#### Problem details:
Listed below are entries; give the number of lines among them that include "title", and only that number.

#### Information provided:
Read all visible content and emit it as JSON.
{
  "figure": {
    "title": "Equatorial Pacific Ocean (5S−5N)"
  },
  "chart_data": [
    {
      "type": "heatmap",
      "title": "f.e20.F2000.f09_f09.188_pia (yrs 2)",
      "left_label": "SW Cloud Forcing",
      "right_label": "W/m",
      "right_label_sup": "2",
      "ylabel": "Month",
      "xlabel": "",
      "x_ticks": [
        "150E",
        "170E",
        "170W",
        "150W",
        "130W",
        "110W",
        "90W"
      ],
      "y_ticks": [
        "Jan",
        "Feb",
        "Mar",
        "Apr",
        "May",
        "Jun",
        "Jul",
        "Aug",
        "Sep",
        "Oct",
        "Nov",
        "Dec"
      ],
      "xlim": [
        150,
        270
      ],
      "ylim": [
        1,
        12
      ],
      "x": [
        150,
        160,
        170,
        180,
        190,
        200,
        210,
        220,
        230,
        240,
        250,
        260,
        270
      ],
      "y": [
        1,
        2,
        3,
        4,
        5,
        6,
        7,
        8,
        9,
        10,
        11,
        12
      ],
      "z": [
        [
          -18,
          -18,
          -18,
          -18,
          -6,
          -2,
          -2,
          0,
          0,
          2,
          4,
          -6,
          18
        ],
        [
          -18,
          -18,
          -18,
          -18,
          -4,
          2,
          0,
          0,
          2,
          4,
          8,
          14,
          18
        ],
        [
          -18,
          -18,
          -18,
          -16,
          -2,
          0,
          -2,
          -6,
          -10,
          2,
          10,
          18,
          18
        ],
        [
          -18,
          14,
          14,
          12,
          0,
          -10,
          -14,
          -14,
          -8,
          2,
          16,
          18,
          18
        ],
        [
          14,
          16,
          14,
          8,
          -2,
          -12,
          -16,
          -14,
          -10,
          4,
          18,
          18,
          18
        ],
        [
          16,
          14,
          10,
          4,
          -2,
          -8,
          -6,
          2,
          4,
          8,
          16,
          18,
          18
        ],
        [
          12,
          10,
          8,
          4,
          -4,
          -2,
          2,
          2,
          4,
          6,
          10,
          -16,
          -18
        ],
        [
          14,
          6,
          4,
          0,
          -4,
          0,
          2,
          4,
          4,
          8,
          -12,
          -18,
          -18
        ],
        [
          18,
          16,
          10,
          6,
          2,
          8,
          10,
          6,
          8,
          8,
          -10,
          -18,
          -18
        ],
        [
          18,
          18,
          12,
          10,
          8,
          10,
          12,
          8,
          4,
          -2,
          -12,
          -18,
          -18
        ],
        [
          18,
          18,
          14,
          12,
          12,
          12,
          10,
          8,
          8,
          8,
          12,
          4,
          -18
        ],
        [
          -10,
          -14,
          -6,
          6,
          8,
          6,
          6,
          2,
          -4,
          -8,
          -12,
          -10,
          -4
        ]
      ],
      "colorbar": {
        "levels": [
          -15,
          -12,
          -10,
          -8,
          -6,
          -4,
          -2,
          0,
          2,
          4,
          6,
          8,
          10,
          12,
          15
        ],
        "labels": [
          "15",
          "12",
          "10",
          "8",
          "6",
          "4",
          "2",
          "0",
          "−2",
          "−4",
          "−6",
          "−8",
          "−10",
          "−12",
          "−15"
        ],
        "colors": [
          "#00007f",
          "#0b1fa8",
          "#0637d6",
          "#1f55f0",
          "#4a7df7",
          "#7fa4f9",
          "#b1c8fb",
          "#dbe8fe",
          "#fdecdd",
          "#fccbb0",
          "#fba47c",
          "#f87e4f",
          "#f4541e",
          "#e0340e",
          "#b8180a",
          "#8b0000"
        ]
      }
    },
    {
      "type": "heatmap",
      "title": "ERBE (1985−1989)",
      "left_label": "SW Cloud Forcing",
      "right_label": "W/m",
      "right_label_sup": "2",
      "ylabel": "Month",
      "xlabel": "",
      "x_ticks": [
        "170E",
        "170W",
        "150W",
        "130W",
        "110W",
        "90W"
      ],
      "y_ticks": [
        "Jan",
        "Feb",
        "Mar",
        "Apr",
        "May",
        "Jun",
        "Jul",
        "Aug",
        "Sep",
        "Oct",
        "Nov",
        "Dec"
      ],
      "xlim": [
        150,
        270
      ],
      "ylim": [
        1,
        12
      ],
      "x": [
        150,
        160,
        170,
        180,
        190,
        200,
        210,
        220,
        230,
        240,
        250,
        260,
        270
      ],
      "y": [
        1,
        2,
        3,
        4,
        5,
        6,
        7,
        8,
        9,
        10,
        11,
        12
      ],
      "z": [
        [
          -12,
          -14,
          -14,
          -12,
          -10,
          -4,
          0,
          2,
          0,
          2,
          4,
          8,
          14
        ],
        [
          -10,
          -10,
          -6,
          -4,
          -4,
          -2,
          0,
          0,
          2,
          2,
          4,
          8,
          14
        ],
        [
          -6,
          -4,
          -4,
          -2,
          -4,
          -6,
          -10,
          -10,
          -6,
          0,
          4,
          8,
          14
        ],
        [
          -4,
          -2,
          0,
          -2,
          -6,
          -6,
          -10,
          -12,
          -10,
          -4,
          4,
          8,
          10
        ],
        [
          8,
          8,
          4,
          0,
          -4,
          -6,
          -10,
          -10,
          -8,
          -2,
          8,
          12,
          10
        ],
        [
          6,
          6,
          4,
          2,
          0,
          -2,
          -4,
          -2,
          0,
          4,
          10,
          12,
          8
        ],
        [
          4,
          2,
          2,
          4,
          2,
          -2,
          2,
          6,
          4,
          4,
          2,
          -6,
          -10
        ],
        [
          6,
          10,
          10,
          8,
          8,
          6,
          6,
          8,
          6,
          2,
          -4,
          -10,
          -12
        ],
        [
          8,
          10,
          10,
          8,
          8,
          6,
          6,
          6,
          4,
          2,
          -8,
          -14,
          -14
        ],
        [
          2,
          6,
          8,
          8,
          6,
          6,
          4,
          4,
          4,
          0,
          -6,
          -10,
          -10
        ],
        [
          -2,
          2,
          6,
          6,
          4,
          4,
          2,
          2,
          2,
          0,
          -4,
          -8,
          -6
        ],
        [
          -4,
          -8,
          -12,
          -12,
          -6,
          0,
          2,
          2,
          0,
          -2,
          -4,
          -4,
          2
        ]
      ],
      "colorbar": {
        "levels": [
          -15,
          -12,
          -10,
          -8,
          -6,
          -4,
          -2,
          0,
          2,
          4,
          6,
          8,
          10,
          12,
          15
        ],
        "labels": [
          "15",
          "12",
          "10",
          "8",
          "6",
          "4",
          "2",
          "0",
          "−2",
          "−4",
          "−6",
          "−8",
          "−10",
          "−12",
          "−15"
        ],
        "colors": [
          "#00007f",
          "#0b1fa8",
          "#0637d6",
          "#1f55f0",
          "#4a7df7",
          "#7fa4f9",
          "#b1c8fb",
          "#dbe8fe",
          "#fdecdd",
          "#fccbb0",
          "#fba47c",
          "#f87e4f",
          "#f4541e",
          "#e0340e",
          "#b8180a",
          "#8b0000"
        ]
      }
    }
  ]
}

#### Complete response:
3